(begin)

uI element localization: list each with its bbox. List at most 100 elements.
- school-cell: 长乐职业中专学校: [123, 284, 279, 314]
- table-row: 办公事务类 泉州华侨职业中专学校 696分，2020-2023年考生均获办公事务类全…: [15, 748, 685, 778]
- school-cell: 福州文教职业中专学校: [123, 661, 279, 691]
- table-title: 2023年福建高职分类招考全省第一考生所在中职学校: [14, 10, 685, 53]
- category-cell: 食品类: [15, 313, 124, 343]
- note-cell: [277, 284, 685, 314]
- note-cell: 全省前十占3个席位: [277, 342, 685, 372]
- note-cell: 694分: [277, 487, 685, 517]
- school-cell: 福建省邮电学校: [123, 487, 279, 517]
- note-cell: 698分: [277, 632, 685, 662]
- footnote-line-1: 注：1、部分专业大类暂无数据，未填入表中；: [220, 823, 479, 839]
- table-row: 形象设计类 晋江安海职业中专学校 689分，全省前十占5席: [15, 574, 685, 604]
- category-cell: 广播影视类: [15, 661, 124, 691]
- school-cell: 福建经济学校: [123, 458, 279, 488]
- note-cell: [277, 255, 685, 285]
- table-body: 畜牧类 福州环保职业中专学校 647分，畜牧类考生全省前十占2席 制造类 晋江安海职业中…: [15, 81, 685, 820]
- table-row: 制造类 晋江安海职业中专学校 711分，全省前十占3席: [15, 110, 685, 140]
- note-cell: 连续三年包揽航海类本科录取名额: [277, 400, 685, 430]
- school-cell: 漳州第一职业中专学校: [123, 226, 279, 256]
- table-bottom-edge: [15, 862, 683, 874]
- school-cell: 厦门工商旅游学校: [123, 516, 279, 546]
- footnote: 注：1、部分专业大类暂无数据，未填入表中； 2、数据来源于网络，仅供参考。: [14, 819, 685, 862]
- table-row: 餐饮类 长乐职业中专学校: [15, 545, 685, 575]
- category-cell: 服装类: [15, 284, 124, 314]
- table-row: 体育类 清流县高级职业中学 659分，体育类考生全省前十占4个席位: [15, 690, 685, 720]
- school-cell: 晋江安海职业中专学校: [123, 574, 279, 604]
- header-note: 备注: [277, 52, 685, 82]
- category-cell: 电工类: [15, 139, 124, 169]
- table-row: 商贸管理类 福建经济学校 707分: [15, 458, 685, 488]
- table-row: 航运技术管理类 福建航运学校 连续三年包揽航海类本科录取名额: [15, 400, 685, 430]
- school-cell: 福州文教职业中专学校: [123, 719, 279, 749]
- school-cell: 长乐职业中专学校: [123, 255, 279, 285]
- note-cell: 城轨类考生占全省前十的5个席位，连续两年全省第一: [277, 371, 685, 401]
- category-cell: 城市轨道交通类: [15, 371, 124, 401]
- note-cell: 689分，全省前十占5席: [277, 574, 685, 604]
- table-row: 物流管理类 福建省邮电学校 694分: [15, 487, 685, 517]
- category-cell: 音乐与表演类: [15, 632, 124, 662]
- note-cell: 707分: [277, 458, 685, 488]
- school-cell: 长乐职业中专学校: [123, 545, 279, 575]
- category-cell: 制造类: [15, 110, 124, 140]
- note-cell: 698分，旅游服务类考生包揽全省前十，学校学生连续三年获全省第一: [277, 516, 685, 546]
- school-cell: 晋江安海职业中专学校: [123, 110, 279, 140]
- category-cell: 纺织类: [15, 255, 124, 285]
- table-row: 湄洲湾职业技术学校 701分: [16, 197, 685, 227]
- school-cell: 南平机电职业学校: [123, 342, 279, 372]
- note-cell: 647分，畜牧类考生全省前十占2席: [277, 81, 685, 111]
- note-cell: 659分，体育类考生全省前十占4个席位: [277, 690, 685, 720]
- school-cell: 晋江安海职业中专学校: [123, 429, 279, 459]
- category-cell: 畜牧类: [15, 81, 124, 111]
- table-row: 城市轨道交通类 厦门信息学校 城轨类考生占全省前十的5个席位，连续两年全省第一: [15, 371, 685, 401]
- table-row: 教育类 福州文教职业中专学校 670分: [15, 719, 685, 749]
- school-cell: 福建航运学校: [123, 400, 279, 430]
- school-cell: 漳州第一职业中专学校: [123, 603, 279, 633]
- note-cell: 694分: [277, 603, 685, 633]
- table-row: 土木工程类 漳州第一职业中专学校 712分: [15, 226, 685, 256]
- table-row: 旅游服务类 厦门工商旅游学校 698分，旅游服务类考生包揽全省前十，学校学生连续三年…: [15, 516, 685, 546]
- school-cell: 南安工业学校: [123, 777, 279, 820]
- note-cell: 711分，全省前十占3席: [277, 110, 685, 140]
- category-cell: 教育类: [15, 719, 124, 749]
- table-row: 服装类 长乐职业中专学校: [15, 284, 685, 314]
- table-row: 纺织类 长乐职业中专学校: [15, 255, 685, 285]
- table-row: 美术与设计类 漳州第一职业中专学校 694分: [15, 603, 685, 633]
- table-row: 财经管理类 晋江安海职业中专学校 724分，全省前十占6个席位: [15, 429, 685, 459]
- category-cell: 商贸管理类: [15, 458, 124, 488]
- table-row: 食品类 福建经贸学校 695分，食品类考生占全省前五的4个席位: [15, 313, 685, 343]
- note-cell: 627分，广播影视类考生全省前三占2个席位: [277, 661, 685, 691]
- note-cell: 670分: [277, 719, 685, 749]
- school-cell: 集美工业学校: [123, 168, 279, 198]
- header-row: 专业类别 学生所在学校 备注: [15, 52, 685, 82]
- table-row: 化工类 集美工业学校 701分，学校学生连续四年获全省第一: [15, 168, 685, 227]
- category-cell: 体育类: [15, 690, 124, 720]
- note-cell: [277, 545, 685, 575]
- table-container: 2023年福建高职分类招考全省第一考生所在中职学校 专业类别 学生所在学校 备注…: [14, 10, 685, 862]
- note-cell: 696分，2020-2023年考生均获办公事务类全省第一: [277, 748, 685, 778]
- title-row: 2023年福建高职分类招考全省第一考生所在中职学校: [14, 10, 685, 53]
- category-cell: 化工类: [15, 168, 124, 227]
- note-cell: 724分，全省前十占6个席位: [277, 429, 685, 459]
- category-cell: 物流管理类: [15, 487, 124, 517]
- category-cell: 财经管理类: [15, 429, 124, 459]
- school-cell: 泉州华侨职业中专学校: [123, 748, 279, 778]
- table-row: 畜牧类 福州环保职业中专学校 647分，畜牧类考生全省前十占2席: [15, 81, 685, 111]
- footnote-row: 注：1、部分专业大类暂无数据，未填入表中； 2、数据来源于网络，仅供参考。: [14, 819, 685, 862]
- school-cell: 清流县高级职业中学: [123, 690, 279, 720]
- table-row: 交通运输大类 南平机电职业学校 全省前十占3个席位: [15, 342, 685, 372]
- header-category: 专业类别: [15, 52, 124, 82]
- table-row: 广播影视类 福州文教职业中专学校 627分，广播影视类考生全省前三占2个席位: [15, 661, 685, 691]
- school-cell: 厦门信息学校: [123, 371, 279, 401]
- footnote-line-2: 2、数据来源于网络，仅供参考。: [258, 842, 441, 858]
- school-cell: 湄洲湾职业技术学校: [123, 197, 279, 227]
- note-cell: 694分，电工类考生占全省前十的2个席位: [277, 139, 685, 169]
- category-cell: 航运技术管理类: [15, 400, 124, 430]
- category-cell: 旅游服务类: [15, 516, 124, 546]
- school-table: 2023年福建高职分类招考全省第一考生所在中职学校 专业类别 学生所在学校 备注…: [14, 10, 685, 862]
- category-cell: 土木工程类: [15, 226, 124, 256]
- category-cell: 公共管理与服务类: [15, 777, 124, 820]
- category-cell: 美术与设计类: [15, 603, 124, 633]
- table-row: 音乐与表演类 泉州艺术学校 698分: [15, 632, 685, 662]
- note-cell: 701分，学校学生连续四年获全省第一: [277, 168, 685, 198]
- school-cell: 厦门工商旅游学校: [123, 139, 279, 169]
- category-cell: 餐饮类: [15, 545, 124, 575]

(end)

▶ _Written task_: Extract, unchanged, the stretch of the material from its first line through the line containing "- header-note: 备注: [277, 52, 685, 82]", with both ends included.

▶ _Exercise solution_:
uI element localization: list each with its bbox. List at most 100 elements.
- school-cell: 长乐职业中专学校: [123, 284, 279, 314]
- table-row: 办公事务类 泉州华侨职业中专学校 696分，2020-2023年考生均获办公事务类全…: [15, 748, 685, 778]
- school-cell: 福州文教职业中专学校: [123, 661, 279, 691]
- table-title: 2023年福建高职分类招考全省第一考生所在中职学校: [14, 10, 685, 53]
- category-cell: 食品类: [15, 313, 124, 343]
- note-cell: [277, 284, 685, 314]
- note-cell: 全省前十占3个席位: [277, 342, 685, 372]
- note-cell: 694分: [277, 487, 685, 517]
- school-cell: 福建省邮电学校: [123, 487, 279, 517]
- note-cell: 698分: [277, 632, 685, 662]
- footnote-line-1: 注：1、部分专业大类暂无数据，未填入表中；: [220, 823, 479, 839]
- table-row: 形象设计类 晋江安海职业中专学校 689分，全省前十占5席: [15, 574, 685, 604]
- category-cell: 广播影视类: [15, 661, 124, 691]
- school-cell: 福建经济学校: [123, 458, 279, 488]
- note-cell: [277, 255, 685, 285]
- table-body: 畜牧类 福州环保职业中专学校 647分，畜牧类考生全省前十占2席 制造类 晋江安海职业中…: [15, 81, 685, 820]
- table-row: 制造类 晋江安海职业中专学校 711分，全省前十占3席: [15, 110, 685, 140]
- note-cell: 连续三年包揽航海类本科录取名额: [277, 400, 685, 430]
- school-cell: 漳州第一职业中专学校: [123, 226, 279, 256]
- table-bottom-edge: [15, 862, 683, 874]
- school-cell: 厦门工商旅游学校: [123, 516, 279, 546]
- footnote: 注：1、部分专业大类暂无数据，未填入表中； 2、数据来源于网络，仅供参考。: [14, 819, 685, 862]
- table-row: 餐饮类 长乐职业中专学校: [15, 545, 685, 575]
- category-cell: 服装类: [15, 284, 124, 314]
- table-row: 体育类 清流县高级职业中学 659分，体育类考生全省前十占4个席位: [15, 690, 685, 720]
- school-cell: 晋江安海职业中专学校: [123, 574, 279, 604]
- header-note: 备注: [277, 52, 685, 82]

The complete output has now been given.